**Stated exercise:** Condense the software engineering laws text into three sentences.

**Text provided:**
┄┄┄┄┄┄┄┄┄┄
In plain words: Coined by economist Herb Stein, this dryly obvious sentence is a powerful tool for technical debt and unsustainable practices. If a trend mathematically can’t continue — escalating outages, exploding costs, ballooning build times — it will stop. The only question is whether you stop it on your terms or it stops on its own.

Examples:

  1. Cloud bill doubling every quarter. It cannot keep doubling forever. Either you optimize, or finance does it for you with a hatchet.
  2. Build times growing every sprint. “It’s only 30 seconds longer this month.” Compounded, in a year you’ll have a 90-minute build that nobody trusts. The trend will stop — productively or painfully.
  3. A flaky test you keep retrying. It cannot stay flaky-but-tolerated forever. Either you fix it, or it eventually masks a real bug that ships to customers.

Watch out for: Use Stein’s Law to build the case for now. “We can’t keep doing this” is the start of the conversation, not the end. Project the trend and show what “stop” actually looks like.

Chapter 3 — Code Quality & Craft

“Any fool can write code that a computer can understand. Good programmers write code that humans can understand.”

These nine laws are the daily craft of professional software development. Most of them are about restraint: not writing code, not duplicating yourself, not surprising the next developer (who is often you, six months from now).

The Boy Scout Rule

Tags: code-qualitymaintenancecraft

The Law: “Leave the code better than you found it.”

In plain words: Every time you touch a file, leave it slightly cleaner than you found it. Tiny improvements compound; tiny rots compound just as fast in the other direction.

Examples:

  1. Renaming as you go. While fixing a bug, you spot a confusingly named variable. Rename it. The PR grows by two lines and the next reader is grateful.
  2. Deleting dead code. You see an unused import or a commented-out function. Remove it. There’s version control if you ever miss it.
  3. One extra test. Each time you fix a bug, add the test that would have caught it. The codebase ratchets toward safer.

Watch out for: Don’t let “clean it up” become “rewrite the whole module while I’m here.” Keep cleanups small enough to land in the same PR.

YAGNI (You Aren’t Gonna Need It)

Tags: code-qualitydesignsimplicity

The Law: “Don’t add functionality until it is necessary.”

In plain words: Build only what you need right now. The “we might need this someday” feature usually never gets used — but it always has to be maintained.

Examples:

  1. The configurable everything. A simple constant becomes a config flag, then an environment variable, then a UI toggle — for a setting nobody has ever changed.
  2. The premature plug-in system. A small app gains a plugin architecture before it has any plugins. Three years later, it still has no plugins, just complexity.
  3. The future-proof interface. An interface designed for “any backend” gets used with exactly one backend forever. The abstraction adds bugs without paying for itself.

Watch out for: Whenever you say “we might need…”, write down the cost of building it now versus the cost of adding it later. Most of the time, “later” is cheaper.
┄┄┄┄┄┄┄┄┄┄
**Material provided:**
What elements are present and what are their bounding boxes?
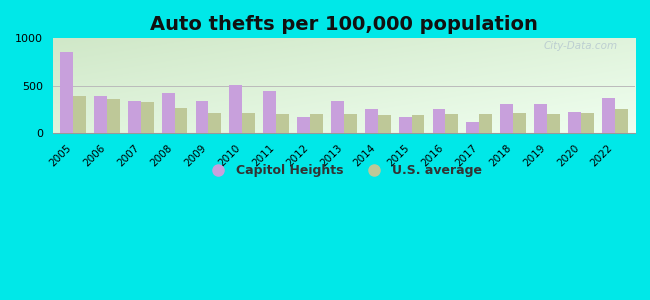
Bar: [615, 109, 627, 133]
Bar: [467, 122, 479, 133]
Bar: [602, 98, 615, 133]
Bar: [378, 115, 391, 133]
Bar: [175, 108, 187, 133]
Bar: [107, 99, 120, 133]
Bar: [411, 115, 424, 133]
Legend: Capitol Heights, U.S. average: Capitol Heights, U.S. average: [201, 159, 487, 182]
Bar: [479, 114, 492, 133]
Bar: [276, 114, 289, 133]
Bar: [344, 114, 357, 133]
Bar: [445, 114, 458, 133]
Bar: [500, 104, 513, 133]
Text: City-Data.com: City-Data.com: [543, 41, 618, 51]
Bar: [331, 101, 344, 133]
Bar: [229, 85, 242, 133]
Bar: [398, 117, 411, 133]
Bar: [547, 114, 560, 133]
Bar: [534, 104, 547, 133]
Bar: [209, 113, 221, 133]
Bar: [128, 101, 141, 133]
Bar: [310, 114, 323, 133]
Bar: [196, 101, 209, 133]
Bar: [94, 96, 107, 133]
Bar: [263, 91, 276, 133]
Bar: [141, 102, 153, 133]
Bar: [581, 113, 593, 133]
Bar: [432, 109, 445, 133]
Bar: [73, 96, 86, 133]
Bar: [365, 109, 378, 133]
Bar: [568, 112, 581, 133]
Bar: [297, 117, 310, 133]
Bar: [242, 113, 255, 133]
Bar: [60, 52, 73, 133]
Title: Auto thefts per 100,000 population: Auto thefts per 100,000 population: [150, 15, 538, 34]
Bar: [513, 113, 526, 133]
Bar: [162, 93, 175, 133]
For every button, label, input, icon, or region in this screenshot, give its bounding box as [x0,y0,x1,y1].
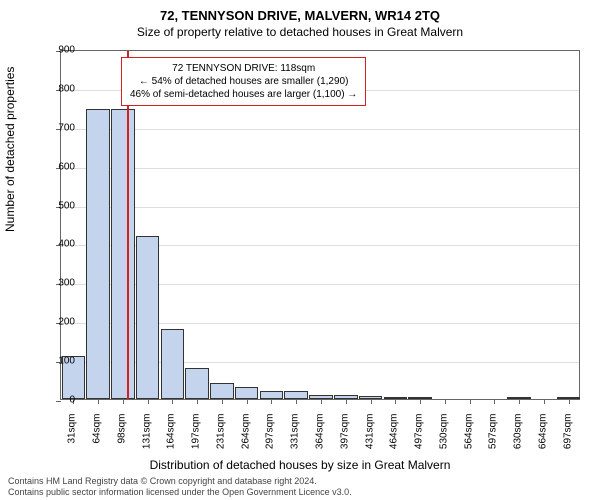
histogram-bar [111,109,135,399]
x-tick-label: 464sqm [389,414,400,464]
y-tick-label: 0 [45,395,75,406]
x-tick-mark [519,399,520,404]
x-tick-label: 564sqm [463,414,474,464]
x-tick-label: 197sqm [191,414,202,464]
y-tick-label: 100 [45,356,75,367]
y-tick-label: 600 [45,161,75,172]
x-tick-label: 98sqm [116,414,127,464]
x-tick-mark [98,399,99,404]
gridline [61,129,579,130]
sub-title: Size of property relative to detached ho… [0,23,600,39]
annotation-box: 72 TENNYSON DRIVE: 118sqm ← 54% of detac… [121,57,366,106]
x-tick-mark [123,399,124,404]
x-tick-mark [247,399,248,404]
histogram-bar [235,387,259,399]
histogram-bar [86,109,110,399]
y-tick-label: 900 [45,45,75,56]
x-tick-label: 530sqm [438,414,449,464]
x-tick-mark [296,399,297,404]
x-tick-label: 497sqm [414,414,425,464]
x-tick-label: 630sqm [513,414,524,464]
y-tick-label: 200 [45,317,75,328]
y-tick-label: 700 [45,122,75,133]
x-tick-label: 131sqm [141,414,152,464]
x-tick-mark [494,399,495,404]
x-tick-mark [148,399,149,404]
x-tick-mark [544,399,545,404]
y-tick-label: 300 [45,278,75,289]
x-tick-mark [420,399,421,404]
y-tick-label: 500 [45,200,75,211]
x-tick-label: 264sqm [240,414,251,464]
y-tick-label: 400 [45,239,75,250]
histogram-bar [260,391,284,399]
x-tick-label: 297sqm [265,414,276,464]
x-tick-mark [395,399,396,404]
footer: Contains HM Land Registry data © Crown c… [8,476,352,498]
histogram-bar [210,383,234,399]
x-tick-mark [445,399,446,404]
annotation-line2: ← 54% of detached houses are smaller (1,… [130,75,357,88]
histogram-bar [284,391,308,399]
x-tick-label: 31sqm [67,414,78,464]
main-title: 72, TENNYSON DRIVE, MALVERN, WR14 2TQ [0,0,600,23]
histogram-bar [136,236,160,399]
annotation-line3: 46% of semi-detached houses are larger (… [130,88,357,101]
x-tick-mark [172,399,173,404]
gridline [61,168,579,169]
y-tick-label: 800 [45,83,75,94]
x-tick-mark [321,399,322,404]
x-tick-mark [346,399,347,404]
footer-line1: Contains HM Land Registry data © Crown c… [8,476,352,487]
x-tick-label: 64sqm [92,414,103,464]
x-tick-mark [569,399,570,404]
x-tick-label: 397sqm [339,414,350,464]
x-tick-mark [197,399,198,404]
histogram-bar [185,368,209,399]
x-tick-label: 664sqm [537,414,548,464]
x-tick-mark [371,399,372,404]
x-tick-label: 331sqm [290,414,301,464]
x-tick-label: 431sqm [364,414,375,464]
chart-area: 72 TENNYSON DRIVE: 118sqm ← 54% of detac… [60,50,580,400]
x-tick-mark [470,399,471,404]
x-tick-mark [222,399,223,404]
gridline [61,207,579,208]
footer-line2: Contains public sector information licen… [8,487,352,498]
x-tick-label: 697sqm [562,414,573,464]
x-tick-label: 597sqm [488,414,499,464]
y-axis-label: Number of detached properties [3,67,17,232]
x-tick-label: 231sqm [215,414,226,464]
x-tick-mark [271,399,272,404]
x-tick-label: 364sqm [315,414,326,464]
x-tick-label: 164sqm [166,414,177,464]
histogram-bar [161,329,185,399]
annotation-line1: 72 TENNYSON DRIVE: 118sqm [130,62,357,75]
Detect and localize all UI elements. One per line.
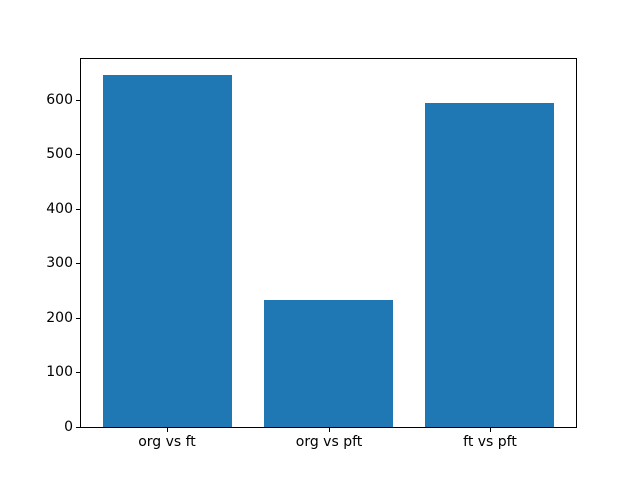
y-tick-label-400: 400 [46,201,73,217]
y-tick-label-100: 100 [46,364,73,380]
bar-ft-vs-pft [425,103,554,427]
y-tick-label-200: 200 [46,310,73,326]
y-tick-mark-200 [76,318,80,319]
plot-area [80,58,577,428]
y-tick-label-300: 300 [46,255,73,271]
y-tick-mark-100 [76,372,80,373]
y-tick-label-0: 0 [64,419,73,435]
y-tick-mark-0 [76,427,80,428]
x-tick-label-org-vs-ft: org vs ft [138,434,196,450]
x-tick-mark-org-vs-pft [329,428,330,432]
y-tick-mark-600 [76,100,80,101]
x-tick-mark-ft-vs-pft [490,428,491,432]
bar-org-vs-ft [103,75,232,427]
x-tick-label-ft-vs-pft: ft vs pft [463,434,517,450]
y-tick-mark-300 [76,263,80,264]
x-tick-label-org-vs-pft: org vs pft [295,434,363,450]
x-tick-mark-org-vs-ft [167,428,168,432]
y-tick-mark-500 [76,154,80,155]
y-tick-label-600: 600 [46,92,73,108]
y-tick-label-500: 500 [46,146,73,162]
bar-org-vs-pft [264,300,393,427]
y-tick-mark-400 [76,209,80,210]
┄┄┄┄┄┄┄┄┄┄
**Full solution:** Stein's Law holds that a trend which mathematically can't continue, such as escalating outages, exploding costs or ballooning build times, will stop, and the only question is whether you stop it on your terms or it stops on its own. The Boy Scout Rule asks you to leave each file you touch slightly cleaner, for example by renaming confusing variables, deleting dead code or adding a test for each fixed bug, while keeping cleanups small enough to land in the same PR. YAGNI says to add functionality only when it is necessary, because features built for "someday" usually go unused but always have to be maintained, and adding them later is usually cheaper.